Copy out, from the entries below, each line holding the string "name".

* START RECORDS SHOWN *

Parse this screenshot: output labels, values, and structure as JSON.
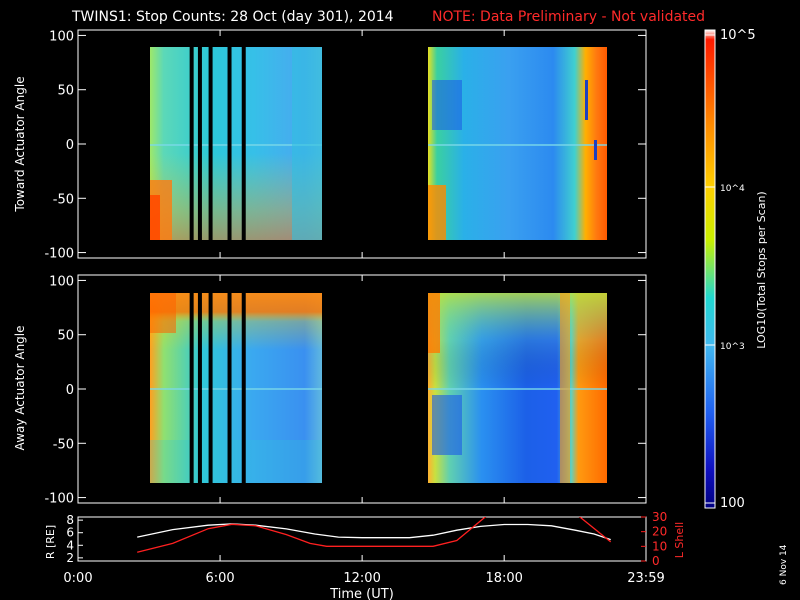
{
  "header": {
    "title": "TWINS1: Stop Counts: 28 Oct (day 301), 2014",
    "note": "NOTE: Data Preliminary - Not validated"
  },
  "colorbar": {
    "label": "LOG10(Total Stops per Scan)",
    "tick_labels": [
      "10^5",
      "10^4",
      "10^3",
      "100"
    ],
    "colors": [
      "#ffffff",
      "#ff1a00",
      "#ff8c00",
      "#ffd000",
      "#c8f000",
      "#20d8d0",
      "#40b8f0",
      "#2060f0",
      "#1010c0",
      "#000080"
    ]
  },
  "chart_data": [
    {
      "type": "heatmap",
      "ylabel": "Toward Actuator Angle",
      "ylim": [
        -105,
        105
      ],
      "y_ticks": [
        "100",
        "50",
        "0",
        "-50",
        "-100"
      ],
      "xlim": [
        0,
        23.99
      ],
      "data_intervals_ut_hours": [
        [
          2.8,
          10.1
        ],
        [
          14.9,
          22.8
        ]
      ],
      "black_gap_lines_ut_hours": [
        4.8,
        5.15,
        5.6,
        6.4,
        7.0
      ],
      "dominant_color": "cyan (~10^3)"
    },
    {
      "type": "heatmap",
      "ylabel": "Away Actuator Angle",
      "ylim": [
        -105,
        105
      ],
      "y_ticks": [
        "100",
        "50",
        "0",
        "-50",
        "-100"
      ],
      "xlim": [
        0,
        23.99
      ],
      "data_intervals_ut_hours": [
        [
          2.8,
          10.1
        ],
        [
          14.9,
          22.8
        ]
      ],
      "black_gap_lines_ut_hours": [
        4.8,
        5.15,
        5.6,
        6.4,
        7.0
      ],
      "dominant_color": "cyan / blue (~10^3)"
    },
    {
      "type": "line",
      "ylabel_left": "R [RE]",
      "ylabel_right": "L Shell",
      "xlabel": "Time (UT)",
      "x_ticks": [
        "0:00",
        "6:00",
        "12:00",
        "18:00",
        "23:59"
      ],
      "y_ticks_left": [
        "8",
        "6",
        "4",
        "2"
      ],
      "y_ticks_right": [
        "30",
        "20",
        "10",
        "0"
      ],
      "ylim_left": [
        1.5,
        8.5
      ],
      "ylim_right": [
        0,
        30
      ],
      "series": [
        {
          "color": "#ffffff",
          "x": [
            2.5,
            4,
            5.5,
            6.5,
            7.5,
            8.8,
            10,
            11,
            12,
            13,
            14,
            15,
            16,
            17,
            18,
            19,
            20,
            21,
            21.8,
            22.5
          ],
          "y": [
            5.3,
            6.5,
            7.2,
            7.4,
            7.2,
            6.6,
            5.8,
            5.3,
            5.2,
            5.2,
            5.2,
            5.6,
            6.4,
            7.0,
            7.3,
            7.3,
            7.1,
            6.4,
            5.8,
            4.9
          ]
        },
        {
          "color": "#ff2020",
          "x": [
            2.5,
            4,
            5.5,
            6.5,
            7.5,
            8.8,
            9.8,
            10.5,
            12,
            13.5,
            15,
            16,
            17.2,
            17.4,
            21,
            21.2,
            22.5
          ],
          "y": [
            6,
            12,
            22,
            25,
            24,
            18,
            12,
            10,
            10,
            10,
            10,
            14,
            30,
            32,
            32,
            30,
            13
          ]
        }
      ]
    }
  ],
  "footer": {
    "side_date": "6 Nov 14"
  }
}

* END RECORDS SHOWN *
* START RECORDS SHOWN *

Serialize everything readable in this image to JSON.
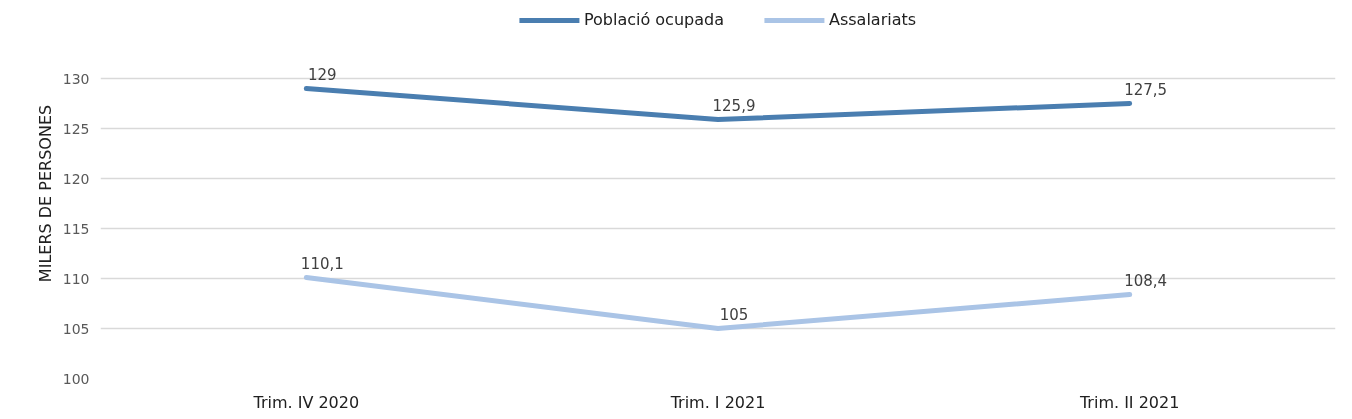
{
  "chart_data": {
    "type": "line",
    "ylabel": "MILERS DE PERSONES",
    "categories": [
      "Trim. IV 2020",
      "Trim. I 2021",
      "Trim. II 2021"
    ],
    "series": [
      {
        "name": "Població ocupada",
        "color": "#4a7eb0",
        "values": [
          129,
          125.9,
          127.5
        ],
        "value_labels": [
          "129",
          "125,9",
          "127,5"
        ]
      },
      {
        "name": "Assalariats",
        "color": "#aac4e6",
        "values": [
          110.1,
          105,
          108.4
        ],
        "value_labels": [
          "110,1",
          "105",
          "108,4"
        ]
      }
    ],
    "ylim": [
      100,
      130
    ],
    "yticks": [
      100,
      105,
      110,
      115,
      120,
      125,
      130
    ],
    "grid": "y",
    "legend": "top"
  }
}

* END RECORDS SHOWN *

COMPLETE RESPONSE
        "name": "Població ocupada",
        "name": "Assalariats",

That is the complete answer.